Identify, in the records below, every line where the string "SAFE" appears, and copy each such line.

* **MATERIALS PROVIDED**
** Start **
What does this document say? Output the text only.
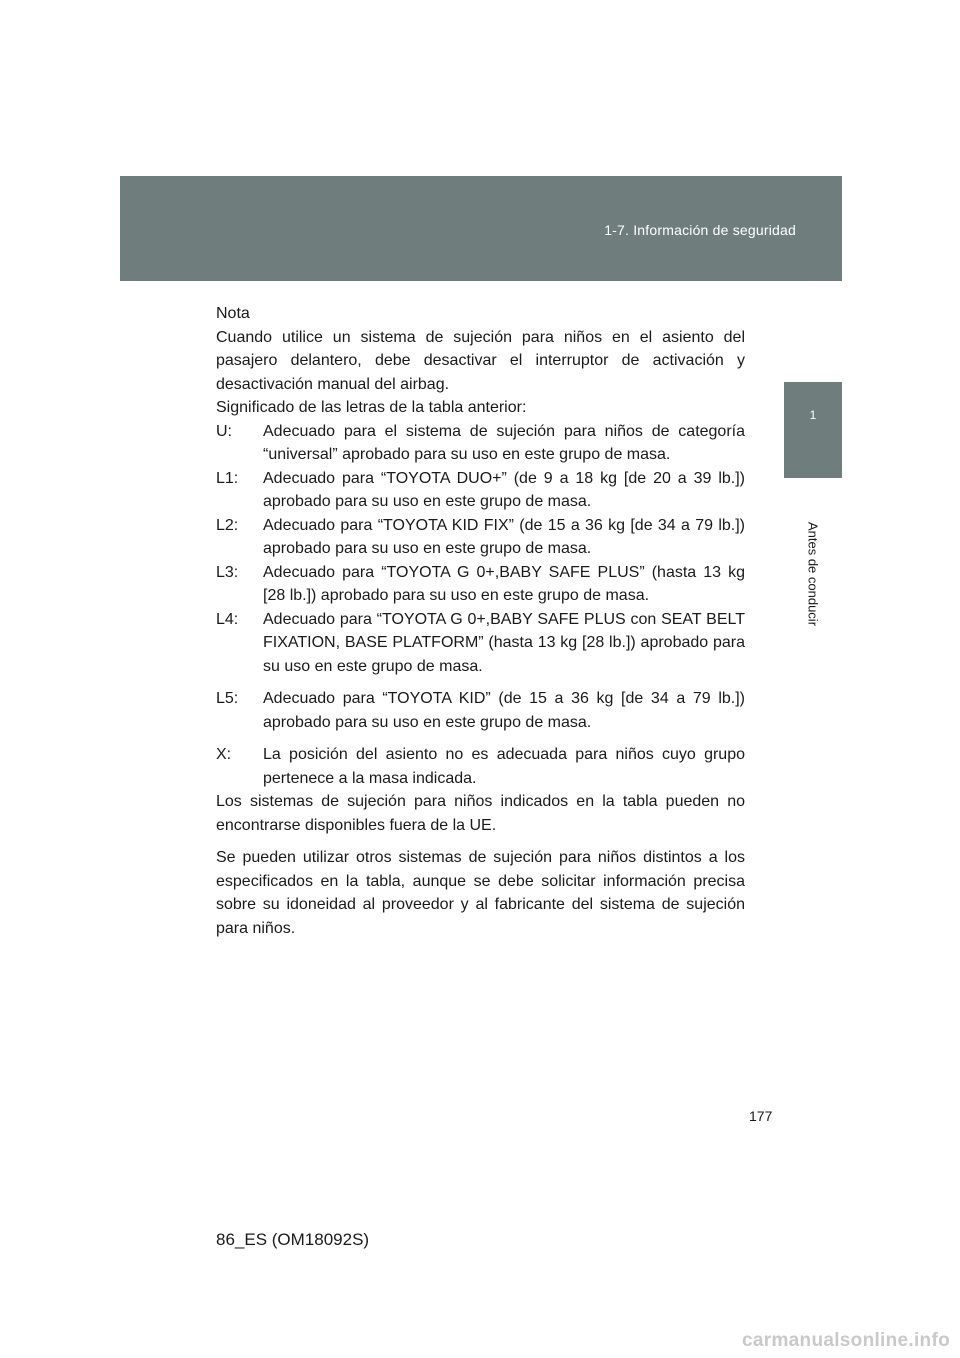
1-7. Información de seguridad
1
Antes de conducir

Nota

Cuando utilice un sistema de sujeción para niños en el asiento del pasajero delantero, debe desactivar el interruptor de activación y desactivación manual del airbag.

Significado de las letras de la tabla anterior:

U:	Adecuado para el sistema de sujeción para niños de categoría “universal” aprobado para su uso en este grupo de masa.
L1:	Adecuado para “TOYOTA DUO+” (de 9 a 18 kg [de 20 a 39 lb.]) aprobado para su uso en este grupo de masa.
L2:	Adecuado para “TOYOTA KID FIX” (de 15 a 36 kg [de 34 a 79 lb.]) aprobado para su uso en este grupo de masa.
L3:	Adecuado para “TOYOTA G 0+,BABY SAFE PLUS” (hasta 13 kg [28 lb.]) aprobado para su uso en este grupo de masa.
L4:	Adecuado para “TOYOTA G 0+,BABY SAFE PLUS con SEAT BELT FIXATION, BASE PLATFORM” (hasta 13 kg [28 lb.]) aprobado para su uso en este grupo de masa.
L5:	Adecuado para “TOYOTA KID” (de 15 a 36 kg [de 34 a 79 lb.]) aprobado para su uso en este grupo de masa.
X:	La posición del asiento no es adecuada para niños cuyo grupo pertenece a la masa indicada.

Los sistemas de sujeción para niños indicados en la tabla pueden no encontrarse disponibles fuera de la UE.

Se pueden utilizar otros sistemas de sujeción para niños distintos a los especificados en la tabla, aunque se debe solicitar información precisa sobre su idoneidad al proveedor y al fabricante del sistema de sujeción para niños.

177
86_ES (OM18092S)
carmanualsonline.info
** End **
* **OUTPUT**
L3:	Adecuado para “TOYOTA G 0+,BABY SAFE PLUS” (hasta 13 kg [28 lb.]) aprobado para su uso en este grupo de masa.
L4:	Adecuado para “TOYOTA G 0+,BABY SAFE PLUS con SEAT BELT FIXATION, BASE PLATFORM” (hasta 13 kg [28 lb.]) aprobado para su uso en este grupo de masa.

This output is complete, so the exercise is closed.